• _EXERCISE GOAL_
Transcribe the full listing below exactly.

• _RECORDS PROVIDED_
********

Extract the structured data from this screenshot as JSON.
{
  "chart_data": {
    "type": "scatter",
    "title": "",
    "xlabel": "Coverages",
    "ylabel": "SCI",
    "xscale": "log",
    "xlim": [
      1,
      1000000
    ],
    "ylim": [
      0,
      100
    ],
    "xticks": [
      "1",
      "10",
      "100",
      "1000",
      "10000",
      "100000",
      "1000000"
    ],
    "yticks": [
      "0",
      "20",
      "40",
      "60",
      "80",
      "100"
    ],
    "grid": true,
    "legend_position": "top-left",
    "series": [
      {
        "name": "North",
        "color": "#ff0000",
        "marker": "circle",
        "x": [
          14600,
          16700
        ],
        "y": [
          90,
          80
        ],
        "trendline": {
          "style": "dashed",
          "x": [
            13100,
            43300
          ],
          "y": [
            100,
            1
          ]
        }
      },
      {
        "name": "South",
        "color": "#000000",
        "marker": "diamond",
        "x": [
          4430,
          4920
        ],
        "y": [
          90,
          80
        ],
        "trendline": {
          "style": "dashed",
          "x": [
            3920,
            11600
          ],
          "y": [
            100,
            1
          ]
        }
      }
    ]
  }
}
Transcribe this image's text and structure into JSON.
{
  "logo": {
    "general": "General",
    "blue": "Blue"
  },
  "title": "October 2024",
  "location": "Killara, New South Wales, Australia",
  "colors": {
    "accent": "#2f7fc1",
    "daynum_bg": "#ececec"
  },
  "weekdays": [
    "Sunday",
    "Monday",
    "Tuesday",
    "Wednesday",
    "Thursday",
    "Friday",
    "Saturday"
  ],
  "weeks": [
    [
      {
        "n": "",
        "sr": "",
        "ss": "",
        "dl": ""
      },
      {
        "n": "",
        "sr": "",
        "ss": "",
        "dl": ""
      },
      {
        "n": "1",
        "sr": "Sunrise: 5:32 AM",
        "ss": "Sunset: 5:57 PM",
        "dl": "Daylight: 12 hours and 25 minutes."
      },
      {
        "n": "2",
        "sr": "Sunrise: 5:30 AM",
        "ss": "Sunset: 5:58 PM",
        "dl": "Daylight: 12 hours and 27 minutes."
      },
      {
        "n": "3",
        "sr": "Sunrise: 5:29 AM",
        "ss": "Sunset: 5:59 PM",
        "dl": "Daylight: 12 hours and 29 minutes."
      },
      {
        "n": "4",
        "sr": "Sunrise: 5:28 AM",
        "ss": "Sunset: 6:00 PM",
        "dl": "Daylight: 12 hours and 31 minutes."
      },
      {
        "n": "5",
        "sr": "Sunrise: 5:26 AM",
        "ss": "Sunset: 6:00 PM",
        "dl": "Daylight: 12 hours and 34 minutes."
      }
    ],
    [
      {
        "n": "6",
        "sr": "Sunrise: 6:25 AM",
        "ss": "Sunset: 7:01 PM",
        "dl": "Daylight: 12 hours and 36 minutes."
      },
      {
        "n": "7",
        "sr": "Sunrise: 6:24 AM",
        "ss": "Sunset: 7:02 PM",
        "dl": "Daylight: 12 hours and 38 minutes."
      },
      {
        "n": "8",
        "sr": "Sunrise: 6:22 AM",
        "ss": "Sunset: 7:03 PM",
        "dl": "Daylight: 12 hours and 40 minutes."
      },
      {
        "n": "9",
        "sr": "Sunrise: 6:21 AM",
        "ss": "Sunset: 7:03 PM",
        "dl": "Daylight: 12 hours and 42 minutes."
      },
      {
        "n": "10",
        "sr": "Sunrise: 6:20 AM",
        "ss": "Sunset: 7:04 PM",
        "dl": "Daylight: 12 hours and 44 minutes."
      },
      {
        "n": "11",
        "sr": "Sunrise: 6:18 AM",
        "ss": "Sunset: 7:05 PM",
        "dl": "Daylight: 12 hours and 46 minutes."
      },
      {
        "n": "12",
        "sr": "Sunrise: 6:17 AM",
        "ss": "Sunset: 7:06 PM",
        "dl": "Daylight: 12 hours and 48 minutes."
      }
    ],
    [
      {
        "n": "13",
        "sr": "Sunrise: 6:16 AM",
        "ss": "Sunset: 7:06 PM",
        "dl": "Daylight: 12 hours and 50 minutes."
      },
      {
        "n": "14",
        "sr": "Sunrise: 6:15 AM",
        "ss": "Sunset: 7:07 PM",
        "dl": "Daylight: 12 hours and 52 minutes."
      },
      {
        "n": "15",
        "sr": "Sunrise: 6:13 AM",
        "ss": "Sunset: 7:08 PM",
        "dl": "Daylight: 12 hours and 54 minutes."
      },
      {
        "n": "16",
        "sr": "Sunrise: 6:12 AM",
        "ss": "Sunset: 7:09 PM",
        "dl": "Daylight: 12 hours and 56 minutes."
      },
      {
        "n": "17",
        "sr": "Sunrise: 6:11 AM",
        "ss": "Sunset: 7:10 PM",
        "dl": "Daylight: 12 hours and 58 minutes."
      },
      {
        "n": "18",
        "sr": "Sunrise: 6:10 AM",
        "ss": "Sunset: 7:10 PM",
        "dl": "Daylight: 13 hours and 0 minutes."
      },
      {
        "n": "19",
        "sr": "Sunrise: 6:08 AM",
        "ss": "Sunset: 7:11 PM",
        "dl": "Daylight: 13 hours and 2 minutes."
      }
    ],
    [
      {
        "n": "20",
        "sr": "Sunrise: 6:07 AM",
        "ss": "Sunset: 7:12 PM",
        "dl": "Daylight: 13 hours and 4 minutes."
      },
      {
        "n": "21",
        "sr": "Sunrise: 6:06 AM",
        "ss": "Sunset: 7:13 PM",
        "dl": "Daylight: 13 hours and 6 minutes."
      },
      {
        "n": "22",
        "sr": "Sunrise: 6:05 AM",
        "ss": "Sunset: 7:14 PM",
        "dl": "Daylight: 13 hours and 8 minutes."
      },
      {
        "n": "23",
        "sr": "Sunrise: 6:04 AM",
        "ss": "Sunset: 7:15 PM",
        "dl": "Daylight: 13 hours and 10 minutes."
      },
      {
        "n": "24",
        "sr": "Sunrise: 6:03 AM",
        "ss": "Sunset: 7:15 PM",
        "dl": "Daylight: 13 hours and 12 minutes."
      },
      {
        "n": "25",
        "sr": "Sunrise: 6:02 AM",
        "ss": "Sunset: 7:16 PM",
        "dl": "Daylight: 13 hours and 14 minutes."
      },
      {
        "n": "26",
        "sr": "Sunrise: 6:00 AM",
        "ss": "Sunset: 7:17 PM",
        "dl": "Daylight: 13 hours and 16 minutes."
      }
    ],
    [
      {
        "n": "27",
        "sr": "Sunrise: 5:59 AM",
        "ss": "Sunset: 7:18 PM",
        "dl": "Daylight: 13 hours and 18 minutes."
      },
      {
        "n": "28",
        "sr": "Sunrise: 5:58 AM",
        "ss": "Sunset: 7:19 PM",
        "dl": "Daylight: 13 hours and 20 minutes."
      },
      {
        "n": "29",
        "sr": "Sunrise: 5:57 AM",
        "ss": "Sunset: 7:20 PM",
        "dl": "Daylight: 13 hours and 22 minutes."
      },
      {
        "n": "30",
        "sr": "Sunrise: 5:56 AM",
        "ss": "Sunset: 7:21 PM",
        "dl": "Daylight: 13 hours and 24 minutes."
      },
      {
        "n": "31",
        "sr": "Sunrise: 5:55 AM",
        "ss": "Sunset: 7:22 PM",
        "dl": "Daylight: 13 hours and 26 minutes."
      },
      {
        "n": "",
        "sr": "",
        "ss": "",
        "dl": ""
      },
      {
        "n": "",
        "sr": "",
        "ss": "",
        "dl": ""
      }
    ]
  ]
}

********

• _FINISHED TASK_
Extract the structured data from this screenshot as JSON.
{
  "chart_data": {
    "type": "scatter",
    "title": "",
    "xlabel": "Coverages",
    "ylabel": "SCI",
    "xscale": "log",
    "xlim": [
      1,
      1000000
    ],
    "ylim": [
      0,
      100
    ],
    "xticks": [
      "1",
      "10",
      "100",
      "1000",
      "10000",
      "100000",
      "1000000"
    ],
    "yticks": [
      "0",
      "20",
      "40",
      "60",
      "80",
      "100"
    ],
    "grid": true,
    "legend_position": "top-left",
    "series": [
      {
        "name": "North",
        "color": "#ff0000",
        "marker": "circle",
        "x": [
          14600,
          16700
        ],
        "y": [
          90,
          80
        ],
        "trendline": {
          "style": "dashed",
          "x": [
            13100,
            43300
          ],
          "y": [
            100,
            1
          ]
        }
      },
      {
        "name": "South",
        "color": "#000000",
        "marker": "diamond",
        "x": [
          4430,
          4920
        ],
        "y": [
          90,
          80
        ],
        "trendline": {
          "style": "dashed",
          "x": [
            3920,
            11600
          ],
          "y": [
            100,
            1
          ]
        }
      }
    ]
  }
}
Transcribe this image's text and structure into JSON.
{
  "logo": {
    "general": "General",
    "blue": "Blue"
  },
  "title": "October 2024",
  "location": "Killara, New South Wales, Australia",
  "colors": {
    "accent": "#2f7fc1",
    "daynum_bg": "#ececec"
  },
  "weekdays": [
    "Sunday",
    "Monday",
    "Tuesday",
    "Wednesday",
    "Thursday",
    "Friday",
    "Saturday"
  ],
  "weeks": [
    [
      {
        "n": "",
        "sr": "",
        "ss": "",
        "dl": ""
      },
      {
        "n": "",
        "sr": "",
        "ss": "",
        "dl": ""
      },
      {
        "n": "1",
        "sr": "Sunrise: 5:32 AM",
        "ss": "Sunset: 5:57 PM",
        "dl": "Daylight: 12 hours and 25 minutes."
      },
      {
        "n": "2",
        "sr": "Sunrise: 5:30 AM",
        "ss": "Sunset: 5:58 PM",
        "dl": "Daylight: 12 hours and 27 minutes."
      },
      {
        "n": "3",
        "sr": "Sunrise: 5:29 AM",
        "ss": "Sunset: 5:59 PM",
        "dl": "Daylight: 12 hours and 29 minutes."
      },
      {
        "n": "4",
        "sr": "Sunrise: 5:28 AM",
        "ss": "Sunset: 6:00 PM",
        "dl": "Daylight: 12 hours and 31 minutes."
      },
      {
        "n": "5",
        "sr": "Sunrise: 5:26 AM",
        "ss": "Sunset: 6:00 PM",
        "dl": "Daylight: 12 hours and 34 minutes."
      }
    ],
    [
      {
        "n": "6",
        "sr": "Sunrise: 6:25 AM",
        "ss": "Sunset: 7:01 PM",
        "dl": "Daylight: 12 hours and 36 minutes."
      },
      {
        "n": "7",
        "sr": "Sunrise: 6:24 AM",
        "ss": "Sunset: 7:02 PM",
        "dl": "Daylight: 12 hours and 38 minutes."
      },
      {
        "n": "8",
        "sr": "Sunrise: 6:22 AM",
        "ss": "Sunset: 7:03 PM",
        "dl": "Daylight: 12 hours and 40 minutes."
      },
      {
        "n": "9",
        "sr": "Sunrise: 6:21 AM",
        "ss": "Sunset: 7:03 PM",
        "dl": "Daylight: 12 hours and 42 minutes."
      },
      {
        "n": "10",
        "sr": "Sunrise: 6:20 AM",
        "ss": "Sunset: 7:04 PM",
        "dl": "Daylight: 12 hours and 44 minutes."
      },
      {
        "n": "11",
        "sr": "Sunrise: 6:18 AM",
        "ss": "Sunset: 7:05 PM",
        "dl": "Daylight: 12 hours and 46 minutes."
      },
      {
        "n": "12",
        "sr": "Sunrise: 6:17 AM",
        "ss": "Sunset: 7:06 PM",
        "dl": "Daylight: 12 hours and 48 minutes."
      }
    ],
    [
      {
        "n": "13",
        "sr": "Sunrise: 6:16 AM",
        "ss": "Sunset: 7:06 PM",
        "dl": "Daylight: 12 hours and 50 minutes."
      },
      {
        "n": "14",
        "sr": "Sunrise: 6:15 AM",
        "ss": "Sunset: 7:07 PM",
        "dl": "Daylight: 12 hours and 52 minutes."
      },
      {
        "n": "15",
        "sr": "Sunrise: 6:13 AM",
        "ss": "Sunset: 7:08 PM",
        "dl": "Daylight: 12 hours and 54 minutes."
      },
      {
        "n": "16",
        "sr": "Sunrise: 6:12 AM",
        "ss": "Sunset: 7:09 PM",
        "dl": "Daylight: 12 hours and 56 minutes."
      },
      {
        "n": "17",
        "sr": "Sunrise: 6:11 AM",
        "ss": "Sunset: 7:10 PM",
        "dl": "Daylight: 12 hours and 58 minutes."
      },
      {
        "n": "18",
        "sr": "Sunrise: 6:10 AM",
        "ss": "Sunset: 7:10 PM",
        "dl": "Daylight: 13 hours and 0 minutes."
      },
      {
        "n": "19",
        "sr": "Sunrise: 6:08 AM",
        "ss": "Sunset: 7:11 PM",
        "dl": "Daylight: 13 hours and 2 minutes."
      }
    ],
    [
      {
        "n": "20",
        "sr": "Sunrise: 6:07 AM",
        "ss": "Sunset: 7:12 PM",
        "dl": "Daylight: 13 hours and 4 minutes."
      },
      {
        "n": "21",
        "sr": "Sunrise: 6:06 AM",
        "ss": "Sunset: 7:13 PM",
        "dl": "Daylight: 13 hours and 6 minutes."
      },
      {
        "n": "22",
        "sr": "Sunrise: 6:05 AM",
        "ss": "Sunset: 7:14 PM",
        "dl": "Daylight: 13 hours and 8 minutes."
      },
      {
        "n": "23",
        "sr": "Sunrise: 6:04 AM",
        "ss": "Sunset: 7:15 PM",
        "dl": "Daylight: 13 hours and 10 minutes."
      },
      {
        "n": "24",
        "sr": "Sunrise: 6:03 AM",
        "ss": "Sunset: 7:15 PM",
        "dl": "Daylight: 13 hours and 12 minutes."
      },
      {
        "n": "25",
        "sr": "Sunrise: 6:02 AM",
        "ss": "Sunset: 7:16 PM",
        "dl": "Daylight: 13 hours and 14 minutes."
      },
      {
        "n": "26",
        "sr": "Sunrise: 6:00 AM",
        "ss": "Sunset: 7:17 PM",
        "dl": "Daylight: 13 hours and 16 minutes."
      }
    ],
    [
      {
        "n": "27",
        "sr": "Sunrise: 5:59 AM",
        "ss": "Sunset: 7:18 PM",
        "dl": "Daylight: 13 hours and 18 minutes."
      },
      {
        "n": "28",
        "sr": "Sunrise: 5:58 AM",
        "ss": "Sunset: 7:19 PM",
        "dl": "Daylight: 13 hours and 20 minutes."
      },
      {
        "n": "29",
        "sr": "Sunrise: 5:57 AM",
        "ss": "Sunset: 7:20 PM",
        "dl": "Daylight: 13 hours and 22 minutes."
      },
      {
        "n": "30",
        "sr": "Sunrise: 5:56 AM",
        "ss": "Sunset: 7:21 PM",
        "dl": "Daylight: 13 hours and 24 minutes."
      },
      {
        "n": "31",
        "sr": "Sunrise: 5:55 AM",
        "ss": "Sunset: 7:22 PM",
        "dl": "Daylight: 13 hours and 26 minutes."
      },
      {
        "n": "",
        "sr": "",
        "ss": "",
        "dl": ""
      },
      {
        "n": "",
        "sr": "",
        "ss": "",
        "dl": ""
      }
    ]
  ]
}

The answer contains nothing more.